— START OF Data shown —
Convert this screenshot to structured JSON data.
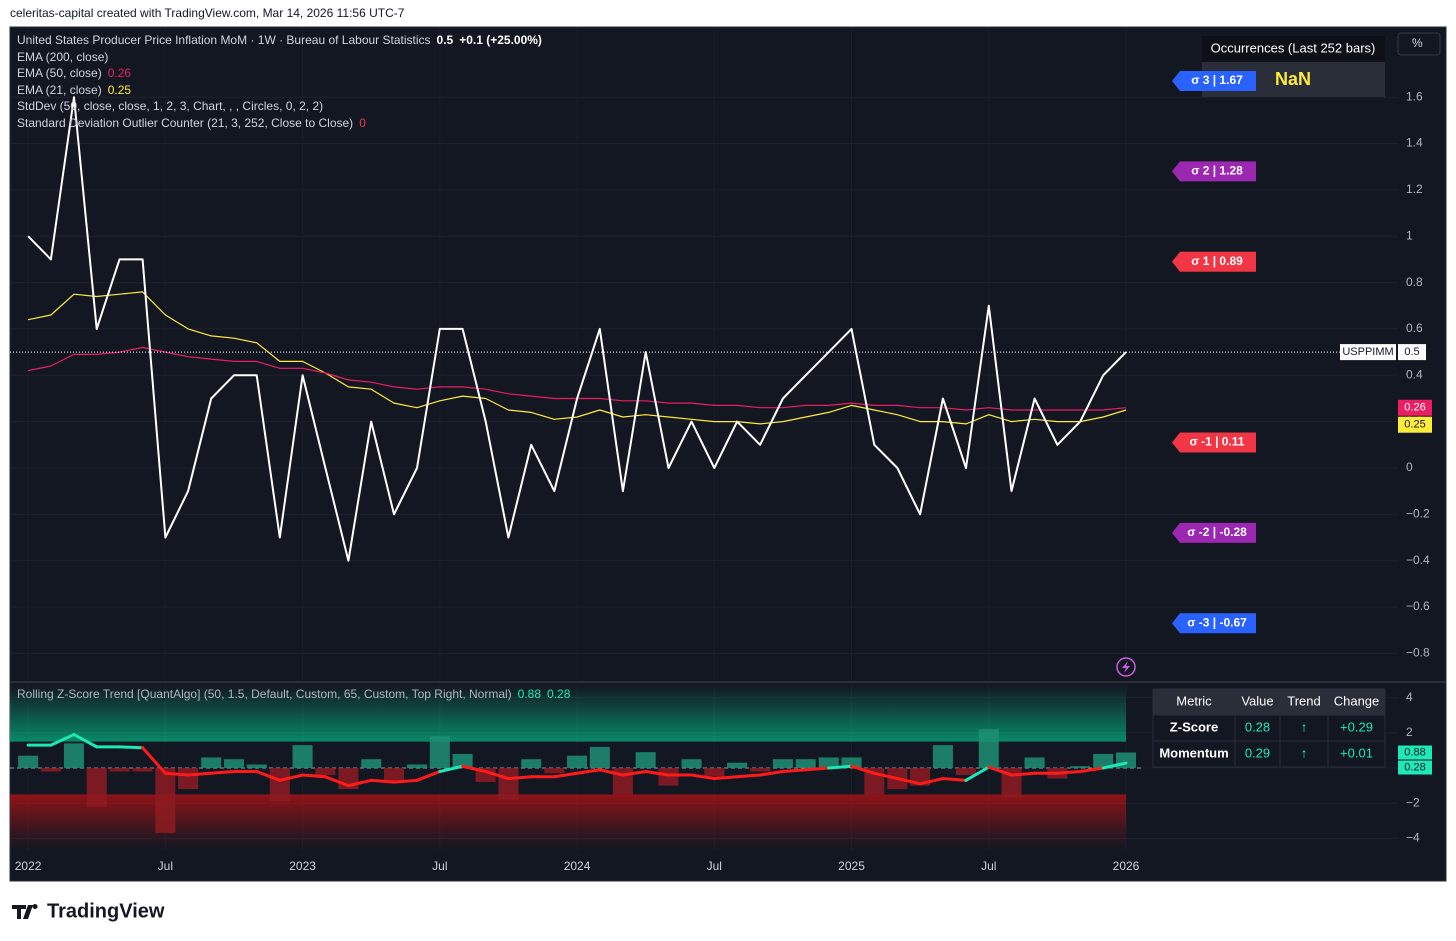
{
  "header": "celeritas-capital created with TradingView.com, Mar 14, 2026 11:56 UTC-7",
  "footer": "TradingView",
  "chart_data": [
    {
      "type": "line",
      "symbol": "USPPIMM",
      "scale_button": "%",
      "xlim": [
        2021.934,
        2026.991
      ],
      "ylim": [
        -0.915,
        1.903
      ],
      "yticks": [
        {
          "value": -0.8,
          "label": "−0.8"
        },
        {
          "value": -0.6,
          "label": "−0.6"
        },
        {
          "value": -0.4,
          "label": "−0.4"
        },
        {
          "value": -0.2,
          "label": "−0.2"
        },
        0,
        0.2,
        0.4,
        0.6,
        0.8,
        1,
        1.2,
        1.4,
        1.6
      ],
      "grid": true,
      "x": [
        2022,
        2022.083,
        2022.167,
        2022.25,
        2022.333,
        2022.417,
        2022.5,
        2022.583,
        2022.667,
        2022.75,
        2022.833,
        2022.917,
        2023,
        2023.083,
        2023.167,
        2023.25,
        2023.333,
        2023.417,
        2023.5,
        2023.583,
        2023.667,
        2023.75,
        2023.833,
        2023.917,
        2024,
        2024.083,
        2024.167,
        2024.25,
        2024.333,
        2024.417,
        2024.5,
        2024.583,
        2024.667,
        2024.75,
        2024.833,
        2024.917,
        2025,
        2025.083,
        2025.167,
        2025.25,
        2025.333,
        2025.417,
        2025.5,
        2025.583,
        2025.667,
        2025.75,
        2025.833,
        2025.917,
        2026
      ],
      "series": [
        {
          "name": "United States Producer Price Inflation MoM · 1W · Bureau of Labour Statistics",
          "change": "+0.1 (+25.00%)",
          "color": "#ffffff",
          "values": [
            1.0,
            0.9,
            1.6,
            0.6,
            0.9,
            0.9,
            -0.3,
            -0.1,
            0.3,
            0.4,
            0.4,
            -0.3,
            0.4,
            0.0,
            -0.4,
            0.2,
            -0.2,
            0.0,
            0.6,
            0.6,
            0.2,
            -0.3,
            0.1,
            -0.1,
            0.3,
            0.6,
            -0.1,
            0.5,
            0.0,
            0.2,
            0.0,
            0.2,
            0.1,
            0.3,
            0.4,
            0.5,
            0.6,
            0.1,
            0.0,
            -0.2,
            0.3,
            0.0,
            0.7,
            -0.1,
            0.3,
            0.1,
            0.2,
            0.4,
            0.5
          ]
        },
        {
          "name": "EMA (50, close)",
          "color": "#e91e63",
          "values": [
            0.42,
            0.44,
            0.49,
            0.49,
            0.5,
            0.52,
            0.5,
            0.48,
            0.47,
            0.46,
            0.46,
            0.43,
            0.43,
            0.41,
            0.38,
            0.37,
            0.35,
            0.34,
            0.35,
            0.35,
            0.34,
            0.32,
            0.31,
            0.3,
            0.3,
            0.3,
            0.29,
            0.29,
            0.28,
            0.28,
            0.27,
            0.27,
            0.26,
            0.26,
            0.27,
            0.27,
            0.28,
            0.27,
            0.27,
            0.26,
            0.26,
            0.25,
            0.26,
            0.25,
            0.25,
            0.25,
            0.25,
            0.25,
            0.26
          ]
        },
        {
          "name": "EMA (21, close)",
          "color": "#ffeb3b",
          "values": [
            0.64,
            0.66,
            0.75,
            0.74,
            0.75,
            0.76,
            0.66,
            0.6,
            0.57,
            0.56,
            0.54,
            0.46,
            0.46,
            0.41,
            0.35,
            0.34,
            0.28,
            0.26,
            0.29,
            0.31,
            0.3,
            0.25,
            0.24,
            0.21,
            0.22,
            0.25,
            0.22,
            0.23,
            0.22,
            0.21,
            0.2,
            0.2,
            0.19,
            0.2,
            0.22,
            0.24,
            0.27,
            0.25,
            0.23,
            0.2,
            0.2,
            0.19,
            0.23,
            0.2,
            0.21,
            0.2,
            0.2,
            0.22,
            0.25
          ]
        }
      ],
      "indicators": [
        {
          "name": "EMA (200, close)"
        },
        {
          "name": "StdDev (50, close, close, 1, 2, 3, Chart, , , Circles, 0, 2, 2)"
        },
        {
          "name": "Standard Deviation Outlier Counter (21, 3, 252, Close to Close)",
          "value": 0,
          "color": "#f23645"
        }
      ],
      "sigma_levels": [
        {
          "label": "σ 3 | 1.67",
          "value": 1.67,
          "color": "#2962ff"
        },
        {
          "label": "σ 2 | 1.28",
          "value": 1.28,
          "color": "#9c27b0"
        },
        {
          "label": "σ 1 | 0.89",
          "value": 0.89,
          "color": "#f23645"
        },
        {
          "label": "σ -1 | 0.11",
          "value": 0.11,
          "color": "#f23645"
        },
        {
          "label": "σ -2 | -0.28",
          "value": -0.28,
          "color": "#9c27b0"
        },
        {
          "label": "σ -3 | -0.67",
          "value": -0.67,
          "color": "#2962ff"
        }
      ],
      "occurrences": {
        "title": "Occurrences (Last 252 bars)",
        "value": "NaN"
      }
    },
    {
      "type": "bar",
      "title": "Rolling Z-Score Trend [QuantAlgo] (50, 1.5, Default, Custom, 65, Custom, Top Right, Normal)",
      "xlim": [
        2021.934,
        2026.991
      ],
      "ylim": [
        -4.659,
        4.716
      ],
      "yticks": [
        {
          "value": -4,
          "label": "−4"
        },
        {
          "value": -2,
          "label": "−2"
        },
        0,
        2,
        4
      ],
      "xticks": [
        2022,
        {
          "value": 2022.5,
          "label": "Jul"
        },
        2023,
        {
          "value": 2023.5,
          "label": "Jul"
        },
        2024,
        {
          "value": 2024.5,
          "label": "Jul"
        },
        2025,
        {
          "value": 2025.5,
          "label": "Jul"
        },
        2026
      ],
      "band_levels": [
        1.5,
        -1.5
      ],
      "x": [
        2022,
        2022.083,
        2022.167,
        2022.25,
        2022.333,
        2022.417,
        2022.5,
        2022.583,
        2022.667,
        2022.75,
        2022.833,
        2022.917,
        2023,
        2023.083,
        2023.167,
        2023.25,
        2023.333,
        2023.417,
        2023.5,
        2023.583,
        2023.667,
        2023.75,
        2023.833,
        2023.917,
        2024,
        2024.083,
        2024.167,
        2024.25,
        2024.333,
        2024.417,
        2024.5,
        2024.583,
        2024.667,
        2024.75,
        2024.833,
        2024.917,
        2025,
        2025.083,
        2025.167,
        2025.25,
        2025.333,
        2025.417,
        2025.5,
        2025.583,
        2025.667,
        2025.75,
        2025.833,
        2025.917,
        2026
      ],
      "bars": {
        "color": "#1f8f74",
        "negative_color": "#8e1b22",
        "values": [
          0.7,
          -0.2,
          1.4,
          -2.2,
          -0.2,
          -0.2,
          -3.7,
          -1.2,
          0.6,
          0.5,
          0.2,
          -1.9,
          1.3,
          -0.4,
          -1.2,
          0.5,
          -0.8,
          0.2,
          1.8,
          0.8,
          -0.8,
          -1.8,
          0.5,
          -0.3,
          0.7,
          1.2,
          -1.5,
          0.9,
          -1.0,
          0.5,
          -0.5,
          0.3,
          -0.2,
          0.5,
          0.5,
          0.6,
          0.6,
          -1.5,
          -1.2,
          -1.0,
          1.3,
          -0.4,
          2.2,
          -1.7,
          0.6,
          -0.6,
          0.1,
          0.8,
          0.88
        ]
      },
      "line": {
        "color": "#1de9b6",
        "negative_color": "#ff1a1a",
        "values": [
          1.3,
          1.3,
          1.9,
          1.2,
          1.2,
          1.15,
          -0.3,
          -0.4,
          -0.3,
          -0.2,
          -0.2,
          -0.7,
          -0.4,
          -0.5,
          -1.0,
          -0.7,
          -0.8,
          -0.7,
          -0.2,
          0.1,
          -0.2,
          -0.6,
          -0.5,
          -0.5,
          -0.3,
          -0.1,
          -0.4,
          -0.2,
          -0.4,
          -0.4,
          -0.6,
          -0.5,
          -0.4,
          -0.2,
          -0.1,
          0.0,
          0.1,
          -0.3,
          -0.6,
          -0.9,
          -0.6,
          -0.7,
          0.05,
          -0.4,
          -0.3,
          -0.3,
          -0.2,
          0.0,
          0.28
        ]
      },
      "table": {
        "value_color": "#1de9b6",
        "columns": [
          "Metric",
          "Value",
          "Trend",
          "Change"
        ],
        "rows": [
          [
            "Z-Score",
            "0.28",
            "↑",
            "+0.29"
          ],
          [
            "Momentum",
            "0.29",
            "↑",
            "+0.01"
          ]
        ]
      }
    }
  ]
}
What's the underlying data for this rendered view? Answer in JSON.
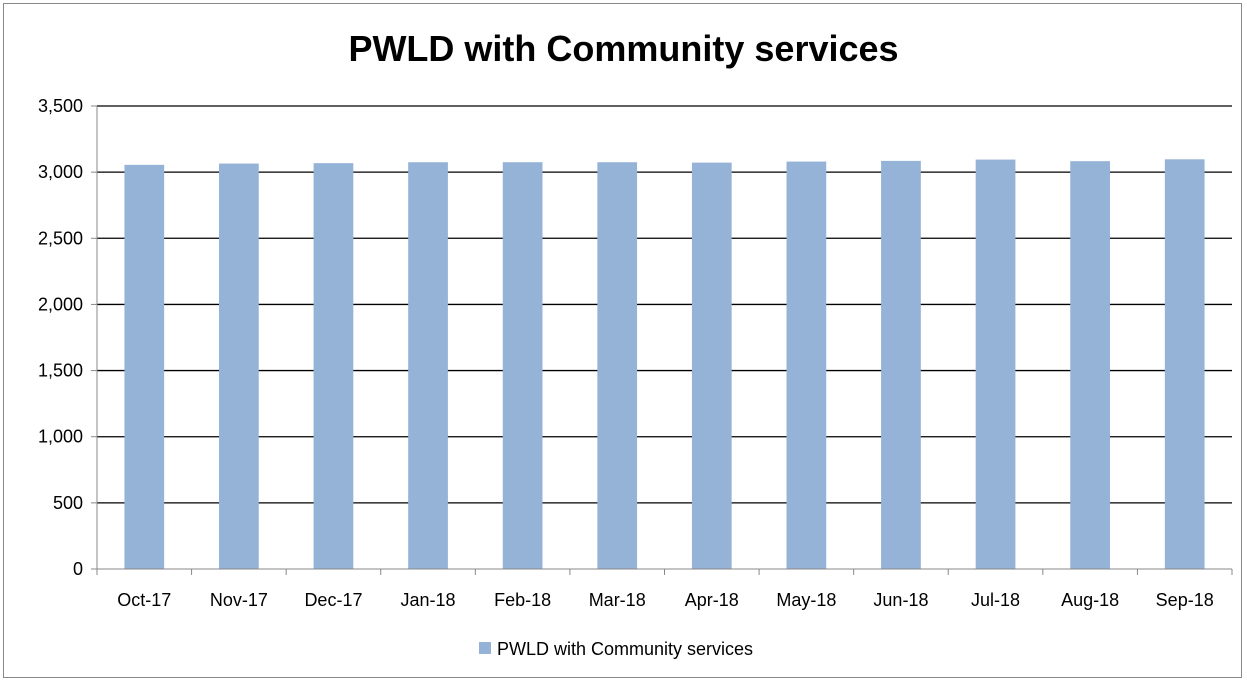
— END OF Data shown —
» **What to produce**
Tally the lines containing "Score". Provide the number without any other words.

» **Answer for this exercise**
2